start

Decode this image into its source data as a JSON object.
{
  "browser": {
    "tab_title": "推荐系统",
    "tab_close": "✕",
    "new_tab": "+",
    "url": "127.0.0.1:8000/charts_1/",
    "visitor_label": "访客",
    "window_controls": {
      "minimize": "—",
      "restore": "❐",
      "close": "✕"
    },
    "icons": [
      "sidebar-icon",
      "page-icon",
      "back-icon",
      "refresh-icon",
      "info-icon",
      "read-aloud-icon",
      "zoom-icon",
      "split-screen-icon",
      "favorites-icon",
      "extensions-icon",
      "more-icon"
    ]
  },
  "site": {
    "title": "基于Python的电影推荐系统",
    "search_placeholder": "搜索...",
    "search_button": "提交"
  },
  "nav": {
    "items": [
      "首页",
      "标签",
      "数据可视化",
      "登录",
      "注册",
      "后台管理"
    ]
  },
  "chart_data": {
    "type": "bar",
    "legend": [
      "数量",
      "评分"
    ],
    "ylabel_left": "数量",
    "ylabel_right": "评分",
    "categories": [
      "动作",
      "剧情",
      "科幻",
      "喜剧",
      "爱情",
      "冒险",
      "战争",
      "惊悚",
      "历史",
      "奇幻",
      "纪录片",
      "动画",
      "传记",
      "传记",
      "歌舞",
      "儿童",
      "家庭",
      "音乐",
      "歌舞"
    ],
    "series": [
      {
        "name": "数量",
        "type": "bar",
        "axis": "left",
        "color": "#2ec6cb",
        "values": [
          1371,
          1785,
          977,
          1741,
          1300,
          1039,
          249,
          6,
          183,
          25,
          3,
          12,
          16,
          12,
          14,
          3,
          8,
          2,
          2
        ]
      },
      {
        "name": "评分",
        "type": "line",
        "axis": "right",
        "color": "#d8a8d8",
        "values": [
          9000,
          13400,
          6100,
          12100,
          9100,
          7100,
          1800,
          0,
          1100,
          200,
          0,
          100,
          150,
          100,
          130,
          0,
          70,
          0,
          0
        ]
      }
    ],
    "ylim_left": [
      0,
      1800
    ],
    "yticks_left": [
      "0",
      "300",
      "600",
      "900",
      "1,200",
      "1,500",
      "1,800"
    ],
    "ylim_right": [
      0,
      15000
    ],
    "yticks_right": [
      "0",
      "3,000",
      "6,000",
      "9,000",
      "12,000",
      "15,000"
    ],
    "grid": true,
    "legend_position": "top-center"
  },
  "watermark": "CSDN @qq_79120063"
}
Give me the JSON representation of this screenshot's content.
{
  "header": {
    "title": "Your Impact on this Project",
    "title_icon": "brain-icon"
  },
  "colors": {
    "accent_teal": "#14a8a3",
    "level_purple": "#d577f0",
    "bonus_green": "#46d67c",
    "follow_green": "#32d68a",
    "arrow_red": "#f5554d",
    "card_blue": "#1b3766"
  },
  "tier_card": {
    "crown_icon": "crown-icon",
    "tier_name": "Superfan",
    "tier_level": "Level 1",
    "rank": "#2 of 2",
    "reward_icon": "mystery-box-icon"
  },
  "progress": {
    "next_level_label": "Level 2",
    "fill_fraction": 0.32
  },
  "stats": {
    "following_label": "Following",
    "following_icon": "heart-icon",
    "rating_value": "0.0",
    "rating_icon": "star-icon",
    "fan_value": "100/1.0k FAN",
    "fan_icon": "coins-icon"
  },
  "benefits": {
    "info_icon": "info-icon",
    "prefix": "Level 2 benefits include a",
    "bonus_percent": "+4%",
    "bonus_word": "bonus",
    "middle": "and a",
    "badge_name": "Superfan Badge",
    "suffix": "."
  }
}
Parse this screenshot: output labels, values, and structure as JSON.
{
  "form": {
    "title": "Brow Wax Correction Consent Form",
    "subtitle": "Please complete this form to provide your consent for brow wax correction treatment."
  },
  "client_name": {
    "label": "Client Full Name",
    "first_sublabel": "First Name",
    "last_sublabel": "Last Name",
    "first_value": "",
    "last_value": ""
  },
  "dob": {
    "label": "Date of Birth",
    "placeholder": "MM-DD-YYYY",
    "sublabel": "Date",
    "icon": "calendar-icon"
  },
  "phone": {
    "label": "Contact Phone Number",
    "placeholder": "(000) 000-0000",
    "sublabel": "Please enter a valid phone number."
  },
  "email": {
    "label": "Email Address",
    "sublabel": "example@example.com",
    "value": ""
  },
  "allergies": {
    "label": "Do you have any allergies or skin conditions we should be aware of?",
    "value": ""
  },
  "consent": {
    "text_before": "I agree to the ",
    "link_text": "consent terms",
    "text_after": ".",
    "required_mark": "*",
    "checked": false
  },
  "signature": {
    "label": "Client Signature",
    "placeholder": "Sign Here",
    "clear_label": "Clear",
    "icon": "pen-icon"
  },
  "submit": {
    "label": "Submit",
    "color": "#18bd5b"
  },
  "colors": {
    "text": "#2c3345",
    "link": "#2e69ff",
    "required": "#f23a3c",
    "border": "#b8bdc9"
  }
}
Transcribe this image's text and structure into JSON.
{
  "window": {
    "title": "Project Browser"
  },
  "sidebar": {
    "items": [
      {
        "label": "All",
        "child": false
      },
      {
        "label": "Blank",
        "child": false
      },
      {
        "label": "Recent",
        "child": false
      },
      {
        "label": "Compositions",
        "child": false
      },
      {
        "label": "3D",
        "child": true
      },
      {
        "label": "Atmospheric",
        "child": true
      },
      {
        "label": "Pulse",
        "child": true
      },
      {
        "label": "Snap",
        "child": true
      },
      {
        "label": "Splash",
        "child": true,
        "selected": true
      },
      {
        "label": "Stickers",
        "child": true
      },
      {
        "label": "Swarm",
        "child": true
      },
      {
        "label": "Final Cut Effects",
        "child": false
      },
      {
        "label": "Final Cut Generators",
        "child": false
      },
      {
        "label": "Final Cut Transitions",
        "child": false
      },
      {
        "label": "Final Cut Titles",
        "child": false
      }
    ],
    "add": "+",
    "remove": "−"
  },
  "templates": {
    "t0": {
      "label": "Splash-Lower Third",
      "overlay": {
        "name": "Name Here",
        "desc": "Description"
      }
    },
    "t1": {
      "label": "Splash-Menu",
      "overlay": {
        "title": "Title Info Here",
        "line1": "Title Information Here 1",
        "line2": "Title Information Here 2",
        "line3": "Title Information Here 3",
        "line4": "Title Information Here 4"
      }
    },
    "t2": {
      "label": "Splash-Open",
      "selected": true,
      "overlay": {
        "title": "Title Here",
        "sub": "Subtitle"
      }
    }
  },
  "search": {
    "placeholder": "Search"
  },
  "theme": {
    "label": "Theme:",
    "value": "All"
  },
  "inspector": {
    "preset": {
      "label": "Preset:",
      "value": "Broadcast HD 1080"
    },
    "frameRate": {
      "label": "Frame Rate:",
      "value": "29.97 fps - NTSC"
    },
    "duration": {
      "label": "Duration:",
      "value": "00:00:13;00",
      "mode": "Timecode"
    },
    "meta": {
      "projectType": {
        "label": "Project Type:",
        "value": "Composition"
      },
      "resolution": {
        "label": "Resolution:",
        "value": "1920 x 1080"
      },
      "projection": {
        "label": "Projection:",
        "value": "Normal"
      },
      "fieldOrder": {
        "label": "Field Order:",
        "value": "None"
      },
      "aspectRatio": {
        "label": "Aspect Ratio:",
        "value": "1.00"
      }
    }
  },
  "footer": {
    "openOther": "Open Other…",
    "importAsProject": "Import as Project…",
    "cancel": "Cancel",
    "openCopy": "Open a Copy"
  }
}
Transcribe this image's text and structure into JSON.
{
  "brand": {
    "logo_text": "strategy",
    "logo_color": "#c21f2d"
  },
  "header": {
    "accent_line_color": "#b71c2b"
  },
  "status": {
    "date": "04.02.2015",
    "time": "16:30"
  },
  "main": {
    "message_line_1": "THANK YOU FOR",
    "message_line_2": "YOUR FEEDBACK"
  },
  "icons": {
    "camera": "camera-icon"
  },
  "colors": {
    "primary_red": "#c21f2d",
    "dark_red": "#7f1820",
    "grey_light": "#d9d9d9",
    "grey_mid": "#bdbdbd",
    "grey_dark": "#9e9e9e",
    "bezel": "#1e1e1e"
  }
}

end

• **Exercise objective**
Each line containing the word "Open" counts once; say how many such lines there are, giving only the number.

• **Expected output**
3